§ Goal: Show each line from the listing that includes the word "JSON".
===== Dataset rows
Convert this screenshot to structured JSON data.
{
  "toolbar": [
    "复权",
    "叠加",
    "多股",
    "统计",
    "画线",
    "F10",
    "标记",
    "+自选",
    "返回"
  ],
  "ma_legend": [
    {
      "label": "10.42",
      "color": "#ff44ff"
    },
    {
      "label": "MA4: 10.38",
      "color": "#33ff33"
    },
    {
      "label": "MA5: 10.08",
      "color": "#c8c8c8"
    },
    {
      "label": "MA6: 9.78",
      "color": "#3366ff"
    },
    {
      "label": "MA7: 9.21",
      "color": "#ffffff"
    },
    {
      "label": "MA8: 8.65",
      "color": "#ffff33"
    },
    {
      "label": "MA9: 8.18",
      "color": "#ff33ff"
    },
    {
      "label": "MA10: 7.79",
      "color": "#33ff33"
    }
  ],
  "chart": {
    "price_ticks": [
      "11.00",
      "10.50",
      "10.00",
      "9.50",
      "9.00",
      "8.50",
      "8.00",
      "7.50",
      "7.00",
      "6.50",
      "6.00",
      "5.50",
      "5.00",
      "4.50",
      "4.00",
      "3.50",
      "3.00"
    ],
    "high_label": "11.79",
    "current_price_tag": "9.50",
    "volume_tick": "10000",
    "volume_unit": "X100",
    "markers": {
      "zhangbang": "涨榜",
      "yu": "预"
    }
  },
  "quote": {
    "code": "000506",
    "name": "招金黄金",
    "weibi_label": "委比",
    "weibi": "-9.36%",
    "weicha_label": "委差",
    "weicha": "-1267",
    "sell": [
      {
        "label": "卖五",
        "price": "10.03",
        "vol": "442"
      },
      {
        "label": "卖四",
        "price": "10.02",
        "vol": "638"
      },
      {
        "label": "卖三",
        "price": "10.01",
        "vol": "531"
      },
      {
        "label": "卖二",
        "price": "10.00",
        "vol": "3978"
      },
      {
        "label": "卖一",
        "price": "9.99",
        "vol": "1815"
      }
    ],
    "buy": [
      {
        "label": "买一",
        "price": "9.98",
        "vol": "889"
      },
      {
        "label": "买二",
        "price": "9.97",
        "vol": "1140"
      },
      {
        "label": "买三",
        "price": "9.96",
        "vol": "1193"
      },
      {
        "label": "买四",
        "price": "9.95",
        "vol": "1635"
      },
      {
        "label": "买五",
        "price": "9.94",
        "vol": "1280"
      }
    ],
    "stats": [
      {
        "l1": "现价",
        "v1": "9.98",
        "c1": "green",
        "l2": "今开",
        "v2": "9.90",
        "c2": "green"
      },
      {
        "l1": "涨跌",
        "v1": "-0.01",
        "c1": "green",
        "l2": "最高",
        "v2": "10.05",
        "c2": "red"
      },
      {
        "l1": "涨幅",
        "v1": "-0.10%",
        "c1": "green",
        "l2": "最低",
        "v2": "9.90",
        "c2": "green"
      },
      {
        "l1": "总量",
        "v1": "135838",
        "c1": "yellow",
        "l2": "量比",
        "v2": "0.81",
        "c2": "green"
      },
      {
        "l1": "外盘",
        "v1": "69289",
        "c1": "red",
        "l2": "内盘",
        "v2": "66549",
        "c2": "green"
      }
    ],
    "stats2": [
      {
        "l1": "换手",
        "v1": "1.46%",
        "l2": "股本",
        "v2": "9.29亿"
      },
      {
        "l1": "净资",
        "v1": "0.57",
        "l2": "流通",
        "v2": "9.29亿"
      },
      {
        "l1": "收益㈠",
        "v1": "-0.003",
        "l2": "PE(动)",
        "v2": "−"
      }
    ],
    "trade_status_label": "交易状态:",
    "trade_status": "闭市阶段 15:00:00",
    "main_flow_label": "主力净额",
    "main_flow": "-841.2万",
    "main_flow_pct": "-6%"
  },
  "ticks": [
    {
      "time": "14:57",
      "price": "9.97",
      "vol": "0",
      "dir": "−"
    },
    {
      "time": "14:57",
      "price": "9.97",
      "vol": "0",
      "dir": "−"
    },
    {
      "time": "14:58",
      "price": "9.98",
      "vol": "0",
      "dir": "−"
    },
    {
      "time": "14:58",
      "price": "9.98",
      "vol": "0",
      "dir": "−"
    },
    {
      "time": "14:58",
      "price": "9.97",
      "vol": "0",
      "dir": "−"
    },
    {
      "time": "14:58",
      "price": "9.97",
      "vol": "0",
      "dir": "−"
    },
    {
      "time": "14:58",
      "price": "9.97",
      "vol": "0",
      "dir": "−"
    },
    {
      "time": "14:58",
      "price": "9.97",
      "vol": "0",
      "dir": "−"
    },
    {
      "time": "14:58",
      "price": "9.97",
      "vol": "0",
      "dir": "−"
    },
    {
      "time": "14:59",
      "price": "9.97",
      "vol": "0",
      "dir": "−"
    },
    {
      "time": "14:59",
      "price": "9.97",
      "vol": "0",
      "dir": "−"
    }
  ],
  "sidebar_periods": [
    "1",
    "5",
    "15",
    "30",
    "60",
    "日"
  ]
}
==========
===== Dataset rows
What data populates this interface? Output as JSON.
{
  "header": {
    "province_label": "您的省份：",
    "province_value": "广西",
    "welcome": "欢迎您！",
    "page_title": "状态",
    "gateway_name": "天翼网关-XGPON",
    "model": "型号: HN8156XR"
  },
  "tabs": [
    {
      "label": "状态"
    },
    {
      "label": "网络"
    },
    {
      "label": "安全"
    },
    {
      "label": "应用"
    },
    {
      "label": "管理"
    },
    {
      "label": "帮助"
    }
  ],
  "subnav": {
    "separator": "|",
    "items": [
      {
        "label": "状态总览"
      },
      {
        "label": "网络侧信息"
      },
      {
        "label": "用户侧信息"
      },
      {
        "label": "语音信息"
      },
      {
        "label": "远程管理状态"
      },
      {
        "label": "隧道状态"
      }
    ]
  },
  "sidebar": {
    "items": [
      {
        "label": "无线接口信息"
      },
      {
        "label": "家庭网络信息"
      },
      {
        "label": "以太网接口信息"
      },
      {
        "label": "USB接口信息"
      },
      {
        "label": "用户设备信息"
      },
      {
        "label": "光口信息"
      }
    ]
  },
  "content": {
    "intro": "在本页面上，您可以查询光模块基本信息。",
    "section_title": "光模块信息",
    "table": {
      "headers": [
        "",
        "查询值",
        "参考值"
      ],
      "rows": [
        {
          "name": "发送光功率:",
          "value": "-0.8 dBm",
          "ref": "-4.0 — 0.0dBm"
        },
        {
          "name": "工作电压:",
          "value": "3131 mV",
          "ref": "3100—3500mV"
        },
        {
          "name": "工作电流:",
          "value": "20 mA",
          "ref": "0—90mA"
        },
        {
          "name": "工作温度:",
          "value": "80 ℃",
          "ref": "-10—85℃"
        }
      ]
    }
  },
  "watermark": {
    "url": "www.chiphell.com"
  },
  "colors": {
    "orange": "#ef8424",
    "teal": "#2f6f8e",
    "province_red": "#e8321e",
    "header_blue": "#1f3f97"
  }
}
==========
§ Exercise result:
Convert this screenshot to structured JSON data.
What data populates this interface? Output as JSON.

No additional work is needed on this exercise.